— Start of DATASET EXTRACT —
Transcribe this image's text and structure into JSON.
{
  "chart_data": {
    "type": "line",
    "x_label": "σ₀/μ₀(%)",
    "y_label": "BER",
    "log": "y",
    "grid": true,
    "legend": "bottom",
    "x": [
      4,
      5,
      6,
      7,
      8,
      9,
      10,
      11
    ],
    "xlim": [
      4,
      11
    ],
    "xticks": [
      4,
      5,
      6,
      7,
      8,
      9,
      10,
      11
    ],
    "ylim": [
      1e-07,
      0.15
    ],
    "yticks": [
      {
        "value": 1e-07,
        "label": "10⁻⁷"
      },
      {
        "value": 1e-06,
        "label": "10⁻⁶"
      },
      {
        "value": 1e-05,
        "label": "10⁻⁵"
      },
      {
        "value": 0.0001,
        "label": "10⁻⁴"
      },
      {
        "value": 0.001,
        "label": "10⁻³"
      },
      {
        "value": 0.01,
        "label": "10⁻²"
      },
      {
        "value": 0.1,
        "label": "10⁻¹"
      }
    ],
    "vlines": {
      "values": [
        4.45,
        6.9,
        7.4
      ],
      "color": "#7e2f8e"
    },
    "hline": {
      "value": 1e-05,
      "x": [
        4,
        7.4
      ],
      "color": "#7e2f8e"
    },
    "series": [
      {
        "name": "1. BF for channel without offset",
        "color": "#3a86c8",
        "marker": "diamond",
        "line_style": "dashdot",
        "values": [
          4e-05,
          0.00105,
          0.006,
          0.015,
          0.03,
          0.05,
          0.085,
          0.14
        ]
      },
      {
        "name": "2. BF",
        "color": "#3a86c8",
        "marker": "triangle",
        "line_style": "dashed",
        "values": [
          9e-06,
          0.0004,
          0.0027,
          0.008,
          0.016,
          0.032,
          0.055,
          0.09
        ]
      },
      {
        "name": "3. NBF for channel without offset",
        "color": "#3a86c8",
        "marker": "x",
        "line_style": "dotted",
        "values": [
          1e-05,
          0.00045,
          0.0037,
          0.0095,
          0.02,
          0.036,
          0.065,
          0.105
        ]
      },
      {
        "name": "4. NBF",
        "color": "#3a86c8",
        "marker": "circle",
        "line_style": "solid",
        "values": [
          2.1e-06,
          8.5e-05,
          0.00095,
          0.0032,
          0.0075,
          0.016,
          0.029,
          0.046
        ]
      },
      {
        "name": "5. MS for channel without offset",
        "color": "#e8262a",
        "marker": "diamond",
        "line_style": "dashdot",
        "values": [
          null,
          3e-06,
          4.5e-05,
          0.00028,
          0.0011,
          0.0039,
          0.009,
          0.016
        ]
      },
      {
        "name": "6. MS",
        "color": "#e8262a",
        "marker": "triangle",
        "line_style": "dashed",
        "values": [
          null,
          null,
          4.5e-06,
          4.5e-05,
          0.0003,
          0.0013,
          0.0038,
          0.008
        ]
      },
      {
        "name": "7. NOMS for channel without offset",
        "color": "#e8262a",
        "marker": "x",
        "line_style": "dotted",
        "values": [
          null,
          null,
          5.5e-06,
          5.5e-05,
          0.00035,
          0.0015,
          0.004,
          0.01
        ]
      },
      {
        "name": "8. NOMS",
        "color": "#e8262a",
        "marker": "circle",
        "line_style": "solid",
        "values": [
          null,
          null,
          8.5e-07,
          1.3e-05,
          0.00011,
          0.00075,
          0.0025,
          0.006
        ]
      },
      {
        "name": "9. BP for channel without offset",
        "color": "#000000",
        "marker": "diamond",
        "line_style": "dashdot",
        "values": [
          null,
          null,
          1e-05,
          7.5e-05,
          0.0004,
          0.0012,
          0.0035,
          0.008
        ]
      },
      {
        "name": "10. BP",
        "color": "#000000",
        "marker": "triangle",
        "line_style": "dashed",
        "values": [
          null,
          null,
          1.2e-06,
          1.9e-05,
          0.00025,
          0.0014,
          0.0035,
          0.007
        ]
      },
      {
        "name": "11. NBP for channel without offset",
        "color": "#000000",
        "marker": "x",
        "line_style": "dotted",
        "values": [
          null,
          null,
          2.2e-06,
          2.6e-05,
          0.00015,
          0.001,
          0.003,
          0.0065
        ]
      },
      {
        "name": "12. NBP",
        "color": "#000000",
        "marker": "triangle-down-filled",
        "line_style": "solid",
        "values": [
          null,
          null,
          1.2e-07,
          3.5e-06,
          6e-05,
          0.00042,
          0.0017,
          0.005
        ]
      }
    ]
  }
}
— End of DATASET EXTRACT —
### EXERCISE PROMPT
From the entries above, copy out every line where the string "NOMS" appears.

### REPLY TO THE EXERCISE
        "name": "7. NOMS for channel without offset",
        "name": "8. NOMS",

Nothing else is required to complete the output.